(SHORT TASK):
Pull every line of the entries that has the word "Safe".

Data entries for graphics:
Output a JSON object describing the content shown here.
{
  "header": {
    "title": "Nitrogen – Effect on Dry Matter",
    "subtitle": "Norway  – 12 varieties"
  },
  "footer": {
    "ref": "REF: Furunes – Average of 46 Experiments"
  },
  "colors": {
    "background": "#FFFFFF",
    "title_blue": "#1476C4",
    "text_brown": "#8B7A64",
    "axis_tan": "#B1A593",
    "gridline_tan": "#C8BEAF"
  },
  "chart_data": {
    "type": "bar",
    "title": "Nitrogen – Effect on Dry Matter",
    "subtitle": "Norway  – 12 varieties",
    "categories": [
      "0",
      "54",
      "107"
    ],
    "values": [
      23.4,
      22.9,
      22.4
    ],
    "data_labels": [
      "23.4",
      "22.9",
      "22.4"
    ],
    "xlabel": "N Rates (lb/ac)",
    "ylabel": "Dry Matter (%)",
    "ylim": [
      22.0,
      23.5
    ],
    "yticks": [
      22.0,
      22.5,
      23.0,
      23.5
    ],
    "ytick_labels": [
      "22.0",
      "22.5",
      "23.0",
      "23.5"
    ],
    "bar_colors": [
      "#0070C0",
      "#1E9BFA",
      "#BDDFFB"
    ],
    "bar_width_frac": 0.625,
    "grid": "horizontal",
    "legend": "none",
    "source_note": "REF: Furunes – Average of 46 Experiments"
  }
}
* * *
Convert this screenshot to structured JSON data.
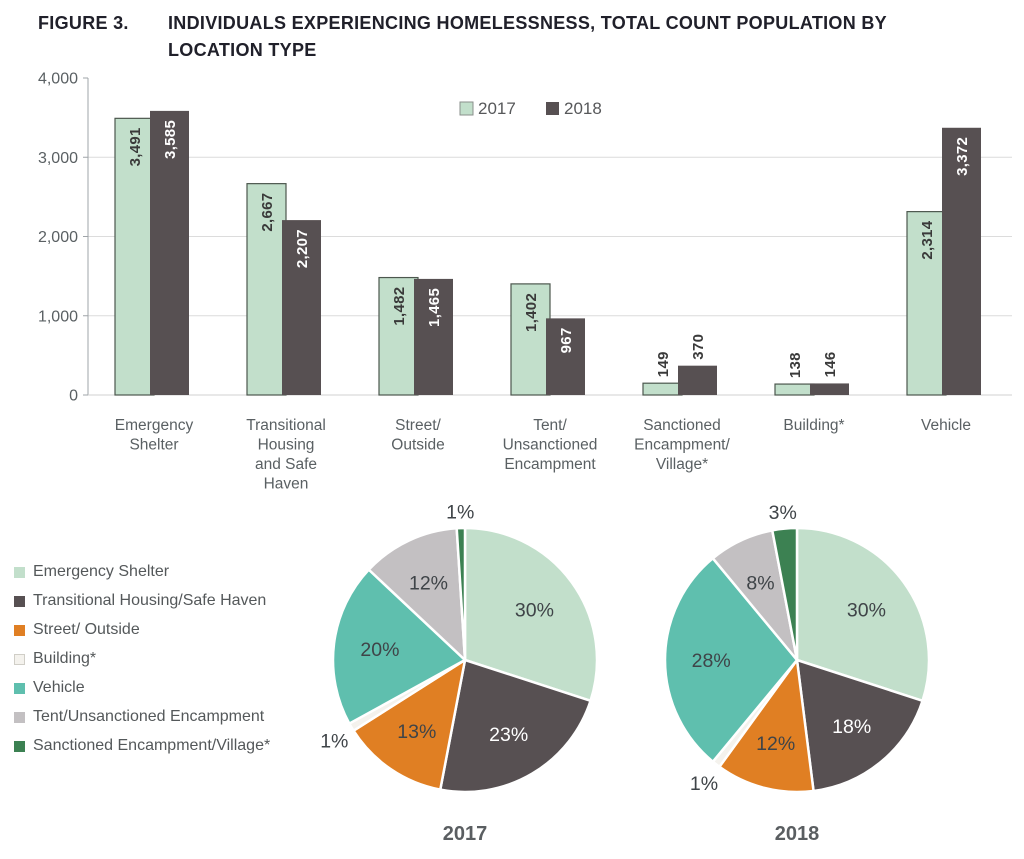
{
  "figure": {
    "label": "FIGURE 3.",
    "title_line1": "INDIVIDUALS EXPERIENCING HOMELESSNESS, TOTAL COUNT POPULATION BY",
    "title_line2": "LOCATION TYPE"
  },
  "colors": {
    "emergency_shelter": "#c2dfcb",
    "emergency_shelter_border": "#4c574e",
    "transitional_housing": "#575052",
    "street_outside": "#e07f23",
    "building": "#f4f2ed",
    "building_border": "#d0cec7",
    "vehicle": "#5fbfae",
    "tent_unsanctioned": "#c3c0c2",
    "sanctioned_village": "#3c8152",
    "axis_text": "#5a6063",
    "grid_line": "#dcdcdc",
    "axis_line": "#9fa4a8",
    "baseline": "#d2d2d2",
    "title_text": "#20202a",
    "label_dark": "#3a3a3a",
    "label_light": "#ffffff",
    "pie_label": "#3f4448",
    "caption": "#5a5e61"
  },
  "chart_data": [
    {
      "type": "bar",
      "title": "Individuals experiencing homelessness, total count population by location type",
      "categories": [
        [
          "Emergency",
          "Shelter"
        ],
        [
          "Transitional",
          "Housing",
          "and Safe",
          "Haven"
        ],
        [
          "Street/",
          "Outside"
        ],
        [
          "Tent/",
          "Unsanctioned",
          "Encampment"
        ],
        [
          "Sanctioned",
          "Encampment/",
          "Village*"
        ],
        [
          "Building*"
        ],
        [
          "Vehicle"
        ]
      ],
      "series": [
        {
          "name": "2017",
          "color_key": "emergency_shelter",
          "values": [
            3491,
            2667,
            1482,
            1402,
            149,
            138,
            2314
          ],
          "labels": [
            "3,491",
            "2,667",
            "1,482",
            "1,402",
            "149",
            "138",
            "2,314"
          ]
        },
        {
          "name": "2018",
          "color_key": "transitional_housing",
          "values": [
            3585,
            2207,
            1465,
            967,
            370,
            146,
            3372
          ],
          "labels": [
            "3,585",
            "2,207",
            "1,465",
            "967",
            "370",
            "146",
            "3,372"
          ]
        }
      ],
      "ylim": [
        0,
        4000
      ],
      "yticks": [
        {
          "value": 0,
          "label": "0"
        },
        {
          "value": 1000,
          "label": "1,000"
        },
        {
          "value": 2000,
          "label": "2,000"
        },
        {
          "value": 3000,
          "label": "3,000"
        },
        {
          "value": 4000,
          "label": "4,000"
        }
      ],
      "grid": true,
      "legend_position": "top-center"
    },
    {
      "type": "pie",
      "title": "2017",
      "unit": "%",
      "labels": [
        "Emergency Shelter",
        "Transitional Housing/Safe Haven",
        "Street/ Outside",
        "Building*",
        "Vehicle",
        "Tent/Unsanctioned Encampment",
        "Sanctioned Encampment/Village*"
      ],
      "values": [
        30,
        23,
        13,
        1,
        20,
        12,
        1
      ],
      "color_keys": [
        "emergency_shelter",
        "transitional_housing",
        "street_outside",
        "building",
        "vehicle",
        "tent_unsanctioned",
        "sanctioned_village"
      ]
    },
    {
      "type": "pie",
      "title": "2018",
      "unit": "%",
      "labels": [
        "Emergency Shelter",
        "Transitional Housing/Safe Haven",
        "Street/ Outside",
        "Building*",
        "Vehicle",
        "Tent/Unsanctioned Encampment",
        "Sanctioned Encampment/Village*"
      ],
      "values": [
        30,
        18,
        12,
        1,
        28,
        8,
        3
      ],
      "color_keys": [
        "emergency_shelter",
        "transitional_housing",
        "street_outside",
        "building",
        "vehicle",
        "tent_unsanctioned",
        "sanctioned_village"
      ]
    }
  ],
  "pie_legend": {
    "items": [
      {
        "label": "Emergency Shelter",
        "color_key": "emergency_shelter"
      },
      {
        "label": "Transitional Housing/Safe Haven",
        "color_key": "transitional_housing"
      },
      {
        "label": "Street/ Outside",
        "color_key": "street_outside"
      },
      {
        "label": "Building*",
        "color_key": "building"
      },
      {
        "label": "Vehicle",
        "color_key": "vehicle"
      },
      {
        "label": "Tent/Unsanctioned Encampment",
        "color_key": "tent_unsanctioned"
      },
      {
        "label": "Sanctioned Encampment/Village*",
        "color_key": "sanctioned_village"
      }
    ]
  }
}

(FINISHED ANSWER):
          "and Safe",
        "Transitional Housing/Safe Haven",
        "Transitional Housing/Safe Haven",
        "label": "Transitional Housing/Safe Haven",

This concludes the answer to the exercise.